Print every record below exactly as written.

■ ■ ■ ■ ■ ■ ■

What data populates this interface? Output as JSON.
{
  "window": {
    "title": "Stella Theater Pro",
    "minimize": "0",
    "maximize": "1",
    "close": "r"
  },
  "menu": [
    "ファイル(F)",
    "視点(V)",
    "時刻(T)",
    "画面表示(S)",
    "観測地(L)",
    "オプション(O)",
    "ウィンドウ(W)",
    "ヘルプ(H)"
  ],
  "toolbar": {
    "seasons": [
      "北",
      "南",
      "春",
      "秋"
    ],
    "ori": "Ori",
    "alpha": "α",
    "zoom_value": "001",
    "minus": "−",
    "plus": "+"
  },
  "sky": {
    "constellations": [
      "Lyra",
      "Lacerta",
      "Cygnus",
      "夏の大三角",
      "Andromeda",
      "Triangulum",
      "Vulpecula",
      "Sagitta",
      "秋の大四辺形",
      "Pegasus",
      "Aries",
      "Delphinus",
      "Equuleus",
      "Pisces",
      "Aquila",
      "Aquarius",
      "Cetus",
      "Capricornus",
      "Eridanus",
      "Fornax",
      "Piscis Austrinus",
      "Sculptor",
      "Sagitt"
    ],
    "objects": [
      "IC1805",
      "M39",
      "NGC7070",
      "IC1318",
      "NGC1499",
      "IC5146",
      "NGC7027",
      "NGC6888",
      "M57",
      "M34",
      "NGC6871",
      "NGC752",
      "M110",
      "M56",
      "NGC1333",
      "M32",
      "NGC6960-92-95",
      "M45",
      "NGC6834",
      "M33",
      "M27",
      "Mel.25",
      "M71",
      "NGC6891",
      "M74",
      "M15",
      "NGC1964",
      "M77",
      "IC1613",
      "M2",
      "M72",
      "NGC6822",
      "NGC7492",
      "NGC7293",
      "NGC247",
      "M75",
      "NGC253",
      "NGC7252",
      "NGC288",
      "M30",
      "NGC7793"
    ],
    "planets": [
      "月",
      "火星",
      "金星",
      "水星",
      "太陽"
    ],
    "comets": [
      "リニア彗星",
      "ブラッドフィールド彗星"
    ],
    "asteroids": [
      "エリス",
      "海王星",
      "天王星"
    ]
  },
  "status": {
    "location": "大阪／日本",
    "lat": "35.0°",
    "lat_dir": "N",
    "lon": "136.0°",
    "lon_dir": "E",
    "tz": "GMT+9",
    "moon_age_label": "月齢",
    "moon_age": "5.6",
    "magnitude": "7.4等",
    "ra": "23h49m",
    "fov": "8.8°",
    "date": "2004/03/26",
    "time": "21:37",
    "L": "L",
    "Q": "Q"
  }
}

■ ■ ■ ■ ■ ■ ■

= RESPONSE FOR THIS EXERCISE =
What data populates this interface? Output as JSON.
{
  "window": {
    "title": "Stella Theater Pro",
    "minimize": "0",
    "maximize": "1",
    "close": "r"
  },
  "menu": [
    "ファイル(F)",
    "視点(V)",
    "時刻(T)",
    "画面表示(S)",
    "観測地(L)",
    "オプション(O)",
    "ウィンドウ(W)",
    "ヘルプ(H)"
  ],
  "toolbar": {
    "seasons": [
      "北",
      "南",
      "春",
      "秋"
    ],
    "ori": "Ori",
    "alpha": "α",
    "zoom_value": "001",
    "minus": "−",
    "plus": "+"
  },
  "sky": {
    "constellations": [
      "Lyra",
      "Lacerta",
      "Cygnus",
      "夏の大三角",
      "Andromeda",
      "Triangulum",
      "Vulpecula",
      "Sagitta",
      "秋の大四辺形",
      "Pegasus",
      "Aries",
      "Delphinus",
      "Equuleus",
      "Pisces",
      "Aquila",
      "Aquarius",
      "Cetus",
      "Capricornus",
      "Eridanus",
      "Fornax",
      "Piscis Austrinus",
      "Sculptor",
      "Sagitt"
    ],
    "objects": [
      "IC1805",
      "M39",
      "NGC7070",
      "IC1318",
      "NGC1499",
      "IC5146",
      "NGC7027",
      "NGC6888",
      "M57",
      "M34",
      "NGC6871",
      "NGC752",
      "M110",
      "M56",
      "NGC1333",
      "M32",
      "NGC6960-92-95",
      "M45",
      "NGC6834",
      "M33",
      "M27",
      "Mel.25",
      "M71",
      "NGC6891",
      "M74",
      "M15",
      "NGC1964",
      "M77",
      "IC1613",
      "M2",
      "M72",
      "NGC6822",
      "NGC7492",
      "NGC7293",
      "NGC247",
      "M75",
      "NGC253",
      "NGC7252",
      "NGC288",
      "M30",
      "NGC7793"
    ],
    "planets": [
      "月",
      "火星",
      "金星",
      "水星",
      "太陽"
    ],
    "comets": [
      "リニア彗星",
      "ブラッドフィールド彗星"
    ],
    "asteroids": [
      "エリス",
      "海王星",
      "天王星"
    ]
  },
  "status": {
    "location": "大阪／日本",
    "lat": "35.0°",
    "lat_dir": "N",
    "lon": "136.0°",
    "lon_dir": "E",
    "tz": "GMT+9",
    "moon_age_label": "月齢",
    "moon_age": "5.6",
    "magnitude": "7.4等",
    "ra": "23h49m",
    "fov": "8.8°",
    "date": "2004/03/26",
    "time": "21:37",
    "L": "L",
    "Q": "Q"
  }
}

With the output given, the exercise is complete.